----- Supplied data -----

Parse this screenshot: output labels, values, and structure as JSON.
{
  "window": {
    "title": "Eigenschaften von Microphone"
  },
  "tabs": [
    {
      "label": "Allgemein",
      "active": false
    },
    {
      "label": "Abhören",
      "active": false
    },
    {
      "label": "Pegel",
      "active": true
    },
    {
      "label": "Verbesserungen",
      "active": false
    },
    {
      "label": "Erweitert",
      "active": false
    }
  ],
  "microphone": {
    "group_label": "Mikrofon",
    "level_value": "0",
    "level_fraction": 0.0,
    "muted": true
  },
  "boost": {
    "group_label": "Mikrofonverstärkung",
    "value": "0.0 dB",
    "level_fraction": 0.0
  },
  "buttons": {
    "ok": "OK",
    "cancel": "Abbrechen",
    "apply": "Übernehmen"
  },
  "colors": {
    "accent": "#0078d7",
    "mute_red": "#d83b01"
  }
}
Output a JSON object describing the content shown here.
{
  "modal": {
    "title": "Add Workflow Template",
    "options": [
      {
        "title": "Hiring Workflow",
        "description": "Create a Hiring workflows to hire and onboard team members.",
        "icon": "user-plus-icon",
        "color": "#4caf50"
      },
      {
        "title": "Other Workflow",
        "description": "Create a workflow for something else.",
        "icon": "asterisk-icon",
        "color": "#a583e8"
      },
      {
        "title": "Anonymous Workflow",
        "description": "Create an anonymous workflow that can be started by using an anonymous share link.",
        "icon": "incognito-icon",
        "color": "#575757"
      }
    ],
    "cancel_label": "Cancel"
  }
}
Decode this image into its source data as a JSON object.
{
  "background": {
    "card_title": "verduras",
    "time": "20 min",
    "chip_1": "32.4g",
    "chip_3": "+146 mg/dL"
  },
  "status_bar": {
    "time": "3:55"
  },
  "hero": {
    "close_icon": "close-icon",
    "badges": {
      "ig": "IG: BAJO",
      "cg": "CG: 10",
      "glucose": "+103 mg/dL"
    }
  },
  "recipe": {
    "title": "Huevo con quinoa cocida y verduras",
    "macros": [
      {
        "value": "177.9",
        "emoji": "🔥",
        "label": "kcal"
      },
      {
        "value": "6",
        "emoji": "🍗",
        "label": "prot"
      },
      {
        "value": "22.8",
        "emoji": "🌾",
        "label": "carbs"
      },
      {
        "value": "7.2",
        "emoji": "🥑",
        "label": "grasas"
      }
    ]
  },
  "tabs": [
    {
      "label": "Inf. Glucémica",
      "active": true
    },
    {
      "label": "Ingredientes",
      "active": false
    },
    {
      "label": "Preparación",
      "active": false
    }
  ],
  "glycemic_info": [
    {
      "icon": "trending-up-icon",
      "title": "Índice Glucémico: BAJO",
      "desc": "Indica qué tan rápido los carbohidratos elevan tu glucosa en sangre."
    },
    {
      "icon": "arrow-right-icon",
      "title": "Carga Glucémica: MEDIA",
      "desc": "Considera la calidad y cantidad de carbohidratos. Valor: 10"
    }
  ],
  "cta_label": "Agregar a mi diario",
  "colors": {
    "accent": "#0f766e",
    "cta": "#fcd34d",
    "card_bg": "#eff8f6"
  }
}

-----

§ **What the exercise asks**
Give the complete listing a second time, exactly as it reads.

§ **Task answer**
Parse this screenshot: output labels, values, and structure as JSON.
{
  "window": {
    "title": "Eigenschaften von Microphone"
  },
  "tabs": [
    {
      "label": "Allgemein",
      "active": false
    },
    {
      "label": "Abhören",
      "active": false
    },
    {
      "label": "Pegel",
      "active": true
    },
    {
      "label": "Verbesserungen",
      "active": false
    },
    {
      "label": "Erweitert",
      "active": false
    }
  ],
  "microphone": {
    "group_label": "Mikrofon",
    "level_value": "0",
    "level_fraction": 0.0,
    "muted": true
  },
  "boost": {
    "group_label": "Mikrofonverstärkung",
    "value": "0.0 dB",
    "level_fraction": 0.0
  },
  "buttons": {
    "ok": "OK",
    "cancel": "Abbrechen",
    "apply": "Übernehmen"
  },
  "colors": {
    "accent": "#0078d7",
    "mute_red": "#d83b01"
  }
}
Output a JSON object describing the content shown here.
{
  "modal": {
    "title": "Add Workflow Template",
    "options": [
      {
        "title": "Hiring Workflow",
        "description": "Create a Hiring workflows to hire and onboard team members.",
        "icon": "user-plus-icon",
        "color": "#4caf50"
      },
      {
        "title": "Other Workflow",
        "description": "Create a workflow for something else.",
        "icon": "asterisk-icon",
        "color": "#a583e8"
      },
      {
        "title": "Anonymous Workflow",
        "description": "Create an anonymous workflow that can be started by using an anonymous share link.",
        "icon": "incognito-icon",
        "color": "#575757"
      }
    ],
    "cancel_label": "Cancel"
  }
}
Decode this image into its source data as a JSON object.
{
  "background": {
    "card_title": "verduras",
    "time": "20 min",
    "chip_1": "32.4g",
    "chip_3": "+146 mg/dL"
  },
  "status_bar": {
    "time": "3:55"
  },
  "hero": {
    "close_icon": "close-icon",
    "badges": {
      "ig": "IG: BAJO",
      "cg": "CG: 10",
      "glucose": "+103 mg/dL"
    }
  },
  "recipe": {
    "title": "Huevo con quinoa cocida y verduras",
    "macros": [
      {
        "value": "177.9",
        "emoji": "🔥",
        "label": "kcal"
      },
      {
        "value": "6",
        "emoji": "🍗",
        "label": "prot"
      },
      {
        "value": "22.8",
        "emoji": "🌾",
        "label": "carbs"
      },
      {
        "value": "7.2",
        "emoji": "🥑",
        "label": "grasas"
      }
    ]
  },
  "tabs": [
    {
      "label": "Inf. Glucémica",
      "active": true
    },
    {
      "label": "Ingredientes",
      "active": false
    },
    {
      "label": "Preparación",
      "active": false
    }
  ],
  "glycemic_info": [
    {
      "icon": "trending-up-icon",
      "title": "Índice Glucémico: BAJO",
      "desc": "Indica qué tan rápido los carbohidratos elevan tu glucosa en sangre."
    },
    {
      "icon": "arrow-right-icon",
      "title": "Carga Glucémica: MEDIA",
      "desc": "Considera la calidad y cantidad de carbohidratos. Valor: 10"
    }
  ],
  "cta_label": "Agregar a mi diario",
  "colors": {
    "accent": "#0f766e",
    "cta": "#fcd34d",
    "card_bg": "#eff8f6"
  }
}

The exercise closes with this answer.